• **Problem to solve**
Search the material and gather each line with "juga" in it.

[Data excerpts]

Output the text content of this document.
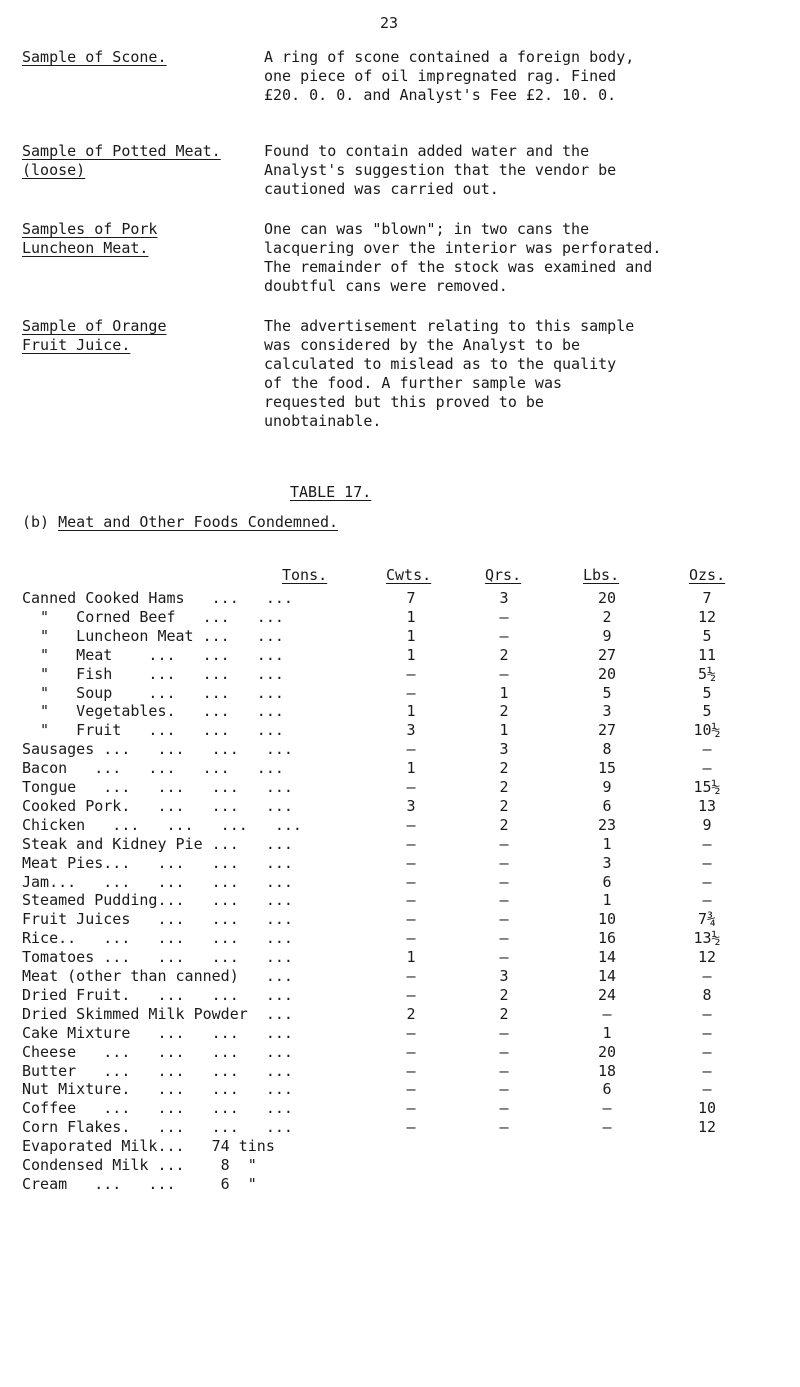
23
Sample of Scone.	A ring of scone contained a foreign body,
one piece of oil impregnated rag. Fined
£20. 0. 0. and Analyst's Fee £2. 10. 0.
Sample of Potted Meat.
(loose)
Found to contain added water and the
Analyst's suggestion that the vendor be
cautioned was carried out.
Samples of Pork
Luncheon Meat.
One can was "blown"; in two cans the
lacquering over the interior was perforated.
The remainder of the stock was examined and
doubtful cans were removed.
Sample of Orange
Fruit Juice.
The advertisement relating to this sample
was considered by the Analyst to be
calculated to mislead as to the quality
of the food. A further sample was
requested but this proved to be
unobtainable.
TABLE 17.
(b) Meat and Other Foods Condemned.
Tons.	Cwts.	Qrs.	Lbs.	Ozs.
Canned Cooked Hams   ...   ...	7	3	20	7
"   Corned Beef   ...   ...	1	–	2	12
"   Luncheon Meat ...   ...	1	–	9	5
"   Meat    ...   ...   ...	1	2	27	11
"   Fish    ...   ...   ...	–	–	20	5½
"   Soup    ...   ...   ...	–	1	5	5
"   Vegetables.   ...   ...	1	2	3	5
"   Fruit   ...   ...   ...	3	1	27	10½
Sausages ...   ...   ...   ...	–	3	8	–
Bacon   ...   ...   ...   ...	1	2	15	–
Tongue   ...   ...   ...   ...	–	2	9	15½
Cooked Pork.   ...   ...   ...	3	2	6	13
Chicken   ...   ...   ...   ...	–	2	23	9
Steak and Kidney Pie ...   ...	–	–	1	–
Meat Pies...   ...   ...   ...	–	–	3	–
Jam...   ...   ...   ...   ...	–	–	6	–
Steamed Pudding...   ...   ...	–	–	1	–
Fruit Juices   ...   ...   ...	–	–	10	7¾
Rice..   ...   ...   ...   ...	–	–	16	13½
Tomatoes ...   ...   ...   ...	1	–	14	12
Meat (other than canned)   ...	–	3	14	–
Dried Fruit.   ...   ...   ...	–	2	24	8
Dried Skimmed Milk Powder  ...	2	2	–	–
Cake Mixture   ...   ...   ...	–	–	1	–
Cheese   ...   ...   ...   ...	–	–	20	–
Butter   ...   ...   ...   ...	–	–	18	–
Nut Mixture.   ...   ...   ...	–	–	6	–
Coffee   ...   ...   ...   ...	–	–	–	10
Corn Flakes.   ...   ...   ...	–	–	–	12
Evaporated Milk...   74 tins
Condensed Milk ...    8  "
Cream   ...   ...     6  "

* * *

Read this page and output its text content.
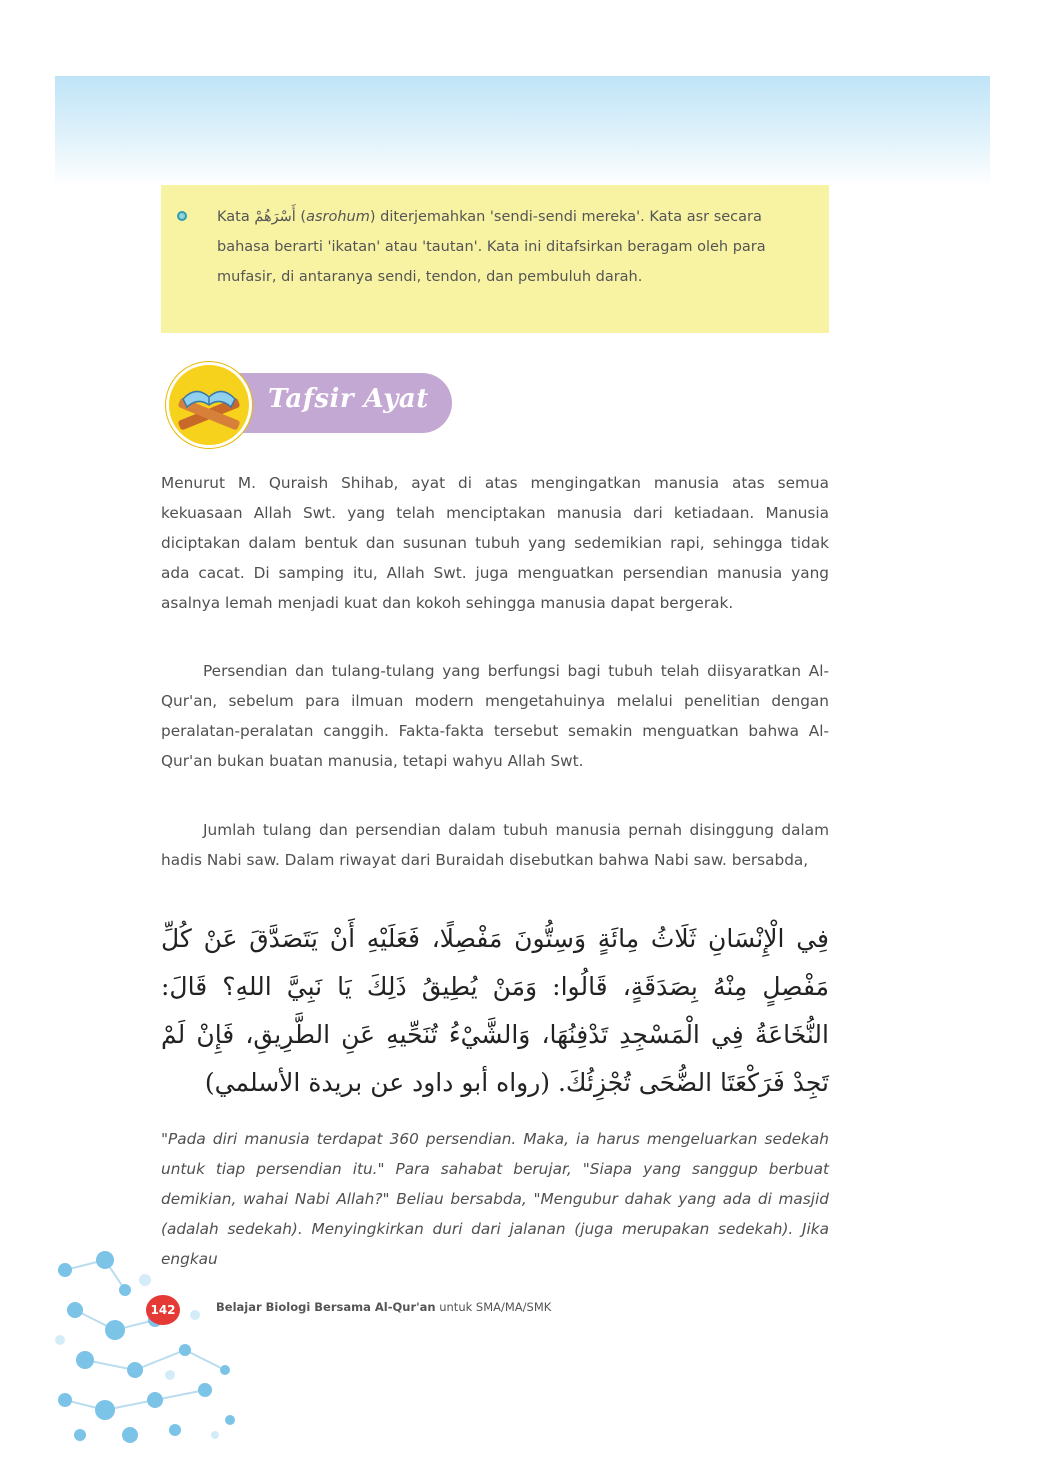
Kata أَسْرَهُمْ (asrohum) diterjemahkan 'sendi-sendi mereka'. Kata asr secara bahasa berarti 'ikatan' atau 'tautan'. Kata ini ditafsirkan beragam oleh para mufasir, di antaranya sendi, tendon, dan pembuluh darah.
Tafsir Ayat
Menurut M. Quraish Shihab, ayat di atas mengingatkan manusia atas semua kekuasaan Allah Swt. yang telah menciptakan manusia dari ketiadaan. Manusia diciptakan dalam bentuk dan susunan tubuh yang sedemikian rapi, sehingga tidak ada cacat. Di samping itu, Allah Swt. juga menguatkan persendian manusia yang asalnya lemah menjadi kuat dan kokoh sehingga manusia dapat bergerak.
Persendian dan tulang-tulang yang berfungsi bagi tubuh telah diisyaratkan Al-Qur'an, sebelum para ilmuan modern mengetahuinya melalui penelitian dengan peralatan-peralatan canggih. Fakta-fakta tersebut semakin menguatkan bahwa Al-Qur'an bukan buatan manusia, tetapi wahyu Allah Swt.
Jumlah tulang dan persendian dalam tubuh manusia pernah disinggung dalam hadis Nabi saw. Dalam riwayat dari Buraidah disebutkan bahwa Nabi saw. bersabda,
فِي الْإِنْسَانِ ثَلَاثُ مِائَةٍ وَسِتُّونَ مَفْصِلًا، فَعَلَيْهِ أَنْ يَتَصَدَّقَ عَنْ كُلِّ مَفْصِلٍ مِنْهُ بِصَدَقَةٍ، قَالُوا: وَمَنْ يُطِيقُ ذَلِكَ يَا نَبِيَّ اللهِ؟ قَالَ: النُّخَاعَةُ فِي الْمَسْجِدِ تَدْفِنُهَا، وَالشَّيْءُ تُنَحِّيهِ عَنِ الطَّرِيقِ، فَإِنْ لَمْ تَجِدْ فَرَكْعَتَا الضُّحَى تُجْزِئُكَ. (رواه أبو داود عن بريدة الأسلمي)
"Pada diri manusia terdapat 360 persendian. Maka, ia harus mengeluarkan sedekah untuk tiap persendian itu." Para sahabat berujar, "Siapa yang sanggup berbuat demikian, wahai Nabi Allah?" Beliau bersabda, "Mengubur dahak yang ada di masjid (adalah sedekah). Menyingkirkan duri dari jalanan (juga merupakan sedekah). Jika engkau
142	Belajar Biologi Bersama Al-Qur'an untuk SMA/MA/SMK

• **The reply**
Menurut M. Quraish Shihab, ayat di atas mengingatkan manusia atas semua kekuasaan Allah Swt. yang telah menciptakan manusia dari ketiadaan. Manusia diciptakan dalam bentuk dan susunan tubuh yang sedemikian rapi, sehingga tidak ada cacat. Di samping itu, Allah Swt. juga menguatkan persendian manusia yang asalnya lemah menjadi kuat dan kokoh sehingga manusia dapat bergerak.
"Pada diri manusia terdapat 360 persendian. Maka, ia harus mengeluarkan sedekah untuk tiap persendian itu." Para sahabat berujar, "Siapa yang sanggup berbuat demikian, wahai Nabi Allah?" Beliau bersabda, "Mengubur dahak yang ada di masjid (adalah sedekah). Menyingkirkan duri dari jalanan (juga merupakan sedekah). Jika engkau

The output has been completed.